### Dataset entries

^^^^^^^^^^^^^^^^

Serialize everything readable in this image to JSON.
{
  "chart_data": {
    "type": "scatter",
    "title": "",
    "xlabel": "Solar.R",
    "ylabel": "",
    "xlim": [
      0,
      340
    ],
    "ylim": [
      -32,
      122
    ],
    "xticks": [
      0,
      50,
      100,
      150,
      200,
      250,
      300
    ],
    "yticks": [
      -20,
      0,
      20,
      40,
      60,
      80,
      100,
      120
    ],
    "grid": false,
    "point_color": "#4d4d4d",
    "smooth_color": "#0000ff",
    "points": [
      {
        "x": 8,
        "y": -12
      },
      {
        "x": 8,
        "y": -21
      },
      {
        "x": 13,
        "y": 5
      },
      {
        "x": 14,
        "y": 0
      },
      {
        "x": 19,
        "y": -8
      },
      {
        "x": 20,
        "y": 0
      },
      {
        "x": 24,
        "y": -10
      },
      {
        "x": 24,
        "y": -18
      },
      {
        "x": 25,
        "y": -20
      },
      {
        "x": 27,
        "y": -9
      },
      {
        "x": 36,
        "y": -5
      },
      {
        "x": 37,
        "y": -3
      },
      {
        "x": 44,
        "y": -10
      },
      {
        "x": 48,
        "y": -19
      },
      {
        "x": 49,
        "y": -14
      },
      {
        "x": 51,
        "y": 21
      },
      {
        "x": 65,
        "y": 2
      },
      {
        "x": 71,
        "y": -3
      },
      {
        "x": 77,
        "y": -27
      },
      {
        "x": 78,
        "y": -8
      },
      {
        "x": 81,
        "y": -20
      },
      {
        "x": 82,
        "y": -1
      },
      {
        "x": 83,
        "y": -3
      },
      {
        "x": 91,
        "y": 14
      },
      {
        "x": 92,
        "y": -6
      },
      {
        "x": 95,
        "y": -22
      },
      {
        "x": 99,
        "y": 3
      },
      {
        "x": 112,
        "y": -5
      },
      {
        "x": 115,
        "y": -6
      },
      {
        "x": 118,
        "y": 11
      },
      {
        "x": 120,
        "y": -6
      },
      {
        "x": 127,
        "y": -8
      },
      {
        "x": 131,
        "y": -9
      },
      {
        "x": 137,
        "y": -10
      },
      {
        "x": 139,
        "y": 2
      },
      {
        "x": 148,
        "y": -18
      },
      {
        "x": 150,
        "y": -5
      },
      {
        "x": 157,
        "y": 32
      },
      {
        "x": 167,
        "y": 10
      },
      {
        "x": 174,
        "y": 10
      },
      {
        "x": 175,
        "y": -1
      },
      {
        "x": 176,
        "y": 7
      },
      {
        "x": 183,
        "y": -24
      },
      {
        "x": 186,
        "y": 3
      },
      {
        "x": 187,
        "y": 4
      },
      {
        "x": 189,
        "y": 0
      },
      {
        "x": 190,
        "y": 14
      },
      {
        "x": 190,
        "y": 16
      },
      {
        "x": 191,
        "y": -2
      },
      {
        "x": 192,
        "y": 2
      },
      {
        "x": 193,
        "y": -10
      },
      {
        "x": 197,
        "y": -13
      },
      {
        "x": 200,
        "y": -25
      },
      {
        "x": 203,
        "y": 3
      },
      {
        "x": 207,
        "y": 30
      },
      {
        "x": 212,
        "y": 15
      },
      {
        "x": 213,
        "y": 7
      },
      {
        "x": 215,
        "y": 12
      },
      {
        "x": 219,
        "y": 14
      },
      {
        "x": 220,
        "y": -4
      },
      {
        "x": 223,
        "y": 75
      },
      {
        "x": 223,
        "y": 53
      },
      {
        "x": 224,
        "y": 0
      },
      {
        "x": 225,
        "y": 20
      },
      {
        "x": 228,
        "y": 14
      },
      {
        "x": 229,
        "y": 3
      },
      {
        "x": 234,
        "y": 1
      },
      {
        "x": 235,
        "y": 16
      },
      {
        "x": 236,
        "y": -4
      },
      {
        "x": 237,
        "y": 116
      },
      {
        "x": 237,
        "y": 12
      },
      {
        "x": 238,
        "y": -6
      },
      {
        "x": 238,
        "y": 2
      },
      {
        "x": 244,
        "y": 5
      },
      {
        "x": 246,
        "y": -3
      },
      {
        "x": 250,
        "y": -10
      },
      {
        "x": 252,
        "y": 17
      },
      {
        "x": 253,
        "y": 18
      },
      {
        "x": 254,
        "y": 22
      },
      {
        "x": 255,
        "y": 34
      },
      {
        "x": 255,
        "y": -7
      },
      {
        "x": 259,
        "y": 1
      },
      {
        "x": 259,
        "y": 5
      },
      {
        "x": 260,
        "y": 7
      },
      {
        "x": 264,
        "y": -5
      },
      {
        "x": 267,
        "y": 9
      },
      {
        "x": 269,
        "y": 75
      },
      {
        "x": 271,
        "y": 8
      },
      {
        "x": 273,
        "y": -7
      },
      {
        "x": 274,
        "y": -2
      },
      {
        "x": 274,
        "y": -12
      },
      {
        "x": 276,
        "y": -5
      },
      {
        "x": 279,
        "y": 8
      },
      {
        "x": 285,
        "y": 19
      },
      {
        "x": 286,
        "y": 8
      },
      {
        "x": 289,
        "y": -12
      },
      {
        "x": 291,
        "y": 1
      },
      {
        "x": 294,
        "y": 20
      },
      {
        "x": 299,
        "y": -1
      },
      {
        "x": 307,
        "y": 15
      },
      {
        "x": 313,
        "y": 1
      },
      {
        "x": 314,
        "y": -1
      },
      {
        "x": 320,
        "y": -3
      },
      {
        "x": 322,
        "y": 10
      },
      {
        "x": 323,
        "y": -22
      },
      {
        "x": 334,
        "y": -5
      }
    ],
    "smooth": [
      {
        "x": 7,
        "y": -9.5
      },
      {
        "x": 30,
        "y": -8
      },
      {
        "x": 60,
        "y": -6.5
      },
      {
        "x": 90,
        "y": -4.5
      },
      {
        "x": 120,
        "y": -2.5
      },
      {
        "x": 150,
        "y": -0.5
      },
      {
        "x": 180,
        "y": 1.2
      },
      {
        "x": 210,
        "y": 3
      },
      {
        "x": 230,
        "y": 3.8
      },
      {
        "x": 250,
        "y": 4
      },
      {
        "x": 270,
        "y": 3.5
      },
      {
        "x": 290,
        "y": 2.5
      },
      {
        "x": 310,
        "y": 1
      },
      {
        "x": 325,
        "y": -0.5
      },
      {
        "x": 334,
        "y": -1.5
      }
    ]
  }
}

^^^^^^^^^^^^^^^^

### Problem to solve
Each entry above needs to be retyped exactly.

### Expected answer
Serialize everything readable in this image to JSON.
{
  "chart_data": {
    "type": "scatter",
    "title": "",
    "xlabel": "Solar.R",
    "ylabel": "",
    "xlim": [
      0,
      340
    ],
    "ylim": [
      -32,
      122
    ],
    "xticks": [
      0,
      50,
      100,
      150,
      200,
      250,
      300
    ],
    "yticks": [
      -20,
      0,
      20,
      40,
      60,
      80,
      100,
      120
    ],
    "grid": false,
    "point_color": "#4d4d4d",
    "smooth_color": "#0000ff",
    "points": [
      {
        "x": 8,
        "y": -12
      },
      {
        "x": 8,
        "y": -21
      },
      {
        "x": 13,
        "y": 5
      },
      {
        "x": 14,
        "y": 0
      },
      {
        "x": 19,
        "y": -8
      },
      {
        "x": 20,
        "y": 0
      },
      {
        "x": 24,
        "y": -10
      },
      {
        "x": 24,
        "y": -18
      },
      {
        "x": 25,
        "y": -20
      },
      {
        "x": 27,
        "y": -9
      },
      {
        "x": 36,
        "y": -5
      },
      {
        "x": 37,
        "y": -3
      },
      {
        "x": 44,
        "y": -10
      },
      {
        "x": 48,
        "y": -19
      },
      {
        "x": 49,
        "y": -14
      },
      {
        "x": 51,
        "y": 21
      },
      {
        "x": 65,
        "y": 2
      },
      {
        "x": 71,
        "y": -3
      },
      {
        "x": 77,
        "y": -27
      },
      {
        "x": 78,
        "y": -8
      },
      {
        "x": 81,
        "y": -20
      },
      {
        "x": 82,
        "y": -1
      },
      {
        "x": 83,
        "y": -3
      },
      {
        "x": 91,
        "y": 14
      },
      {
        "x": 92,
        "y": -6
      },
      {
        "x": 95,
        "y": -22
      },
      {
        "x": 99,
        "y": 3
      },
      {
        "x": 112,
        "y": -5
      },
      {
        "x": 115,
        "y": -6
      },
      {
        "x": 118,
        "y": 11
      },
      {
        "x": 120,
        "y": -6
      },
      {
        "x": 127,
        "y": -8
      },
      {
        "x": 131,
        "y": -9
      },
      {
        "x": 137,
        "y": -10
      },
      {
        "x": 139,
        "y": 2
      },
      {
        "x": 148,
        "y": -18
      },
      {
        "x": 150,
        "y": -5
      },
      {
        "x": 157,
        "y": 32
      },
      {
        "x": 167,
        "y": 10
      },
      {
        "x": 174,
        "y": 10
      },
      {
        "x": 175,
        "y": -1
      },
      {
        "x": 176,
        "y": 7
      },
      {
        "x": 183,
        "y": -24
      },
      {
        "x": 186,
        "y": 3
      },
      {
        "x": 187,
        "y": 4
      },
      {
        "x": 189,
        "y": 0
      },
      {
        "x": 190,
        "y": 14
      },
      {
        "x": 190,
        "y": 16
      },
      {
        "x": 191,
        "y": -2
      },
      {
        "x": 192,
        "y": 2
      },
      {
        "x": 193,
        "y": -10
      },
      {
        "x": 197,
        "y": -13
      },
      {
        "x": 200,
        "y": -25
      },
      {
        "x": 203,
        "y": 3
      },
      {
        "x": 207,
        "y": 30
      },
      {
        "x": 212,
        "y": 15
      },
      {
        "x": 213,
        "y": 7
      },
      {
        "x": 215,
        "y": 12
      },
      {
        "x": 219,
        "y": 14
      },
      {
        "x": 220,
        "y": -4
      },
      {
        "x": 223,
        "y": 75
      },
      {
        "x": 223,
        "y": 53
      },
      {
        "x": 224,
        "y": 0
      },
      {
        "x": 225,
        "y": 20
      },
      {
        "x": 228,
        "y": 14
      },
      {
        "x": 229,
        "y": 3
      },
      {
        "x": 234,
        "y": 1
      },
      {
        "x": 235,
        "y": 16
      },
      {
        "x": 236,
        "y": -4
      },
      {
        "x": 237,
        "y": 116
      },
      {
        "x": 237,
        "y": 12
      },
      {
        "x": 238,
        "y": -6
      },
      {
        "x": 238,
        "y": 2
      },
      {
        "x": 244,
        "y": 5
      },
      {
        "x": 246,
        "y": -3
      },
      {
        "x": 250,
        "y": -10
      },
      {
        "x": 252,
        "y": 17
      },
      {
        "x": 253,
        "y": 18
      },
      {
        "x": 254,
        "y": 22
      },
      {
        "x": 255,
        "y": 34
      },
      {
        "x": 255,
        "y": -7
      },
      {
        "x": 259,
        "y": 1
      },
      {
        "x": 259,
        "y": 5
      },
      {
        "x": 260,
        "y": 7
      },
      {
        "x": 264,
        "y": -5
      },
      {
        "x": 267,
        "y": 9
      },
      {
        "x": 269,
        "y": 75
      },
      {
        "x": 271,
        "y": 8
      },
      {
        "x": 273,
        "y": -7
      },
      {
        "x": 274,
        "y": -2
      },
      {
        "x": 274,
        "y": -12
      },
      {
        "x": 276,
        "y": -5
      },
      {
        "x": 279,
        "y": 8
      },
      {
        "x": 285,
        "y": 19
      },
      {
        "x": 286,
        "y": 8
      },
      {
        "x": 289,
        "y": -12
      },
      {
        "x": 291,
        "y": 1
      },
      {
        "x": 294,
        "y": 20
      },
      {
        "x": 299,
        "y": -1
      },
      {
        "x": 307,
        "y": 15
      },
      {
        "x": 313,
        "y": 1
      },
      {
        "x": 314,
        "y": -1
      },
      {
        "x": 320,
        "y": -3
      },
      {
        "x": 322,
        "y": 10
      },
      {
        "x": 323,
        "y": -22
      },
      {
        "x": 334,
        "y": -5
      }
    ],
    "smooth": [
      {
        "x": 7,
        "y": -9.5
      },
      {
        "x": 30,
        "y": -8
      },
      {
        "x": 60,
        "y": -6.5
      },
      {
        "x": 90,
        "y": -4.5
      },
      {
        "x": 120,
        "y": -2.5
      },
      {
        "x": 150,
        "y": -0.5
      },
      {
        "x": 180,
        "y": 1.2
      },
      {
        "x": 210,
        "y": 3
      },
      {
        "x": 230,
        "y": 3.8
      },
      {
        "x": 250,
        "y": 4
      },
      {
        "x": 270,
        "y": 3.5
      },
      {
        "x": 290,
        "y": 2.5
      },
      {
        "x": 310,
        "y": 1
      },
      {
        "x": 325,
        "y": -0.5
      },
      {
        "x": 334,
        "y": -1.5
      }
    ]
  }
}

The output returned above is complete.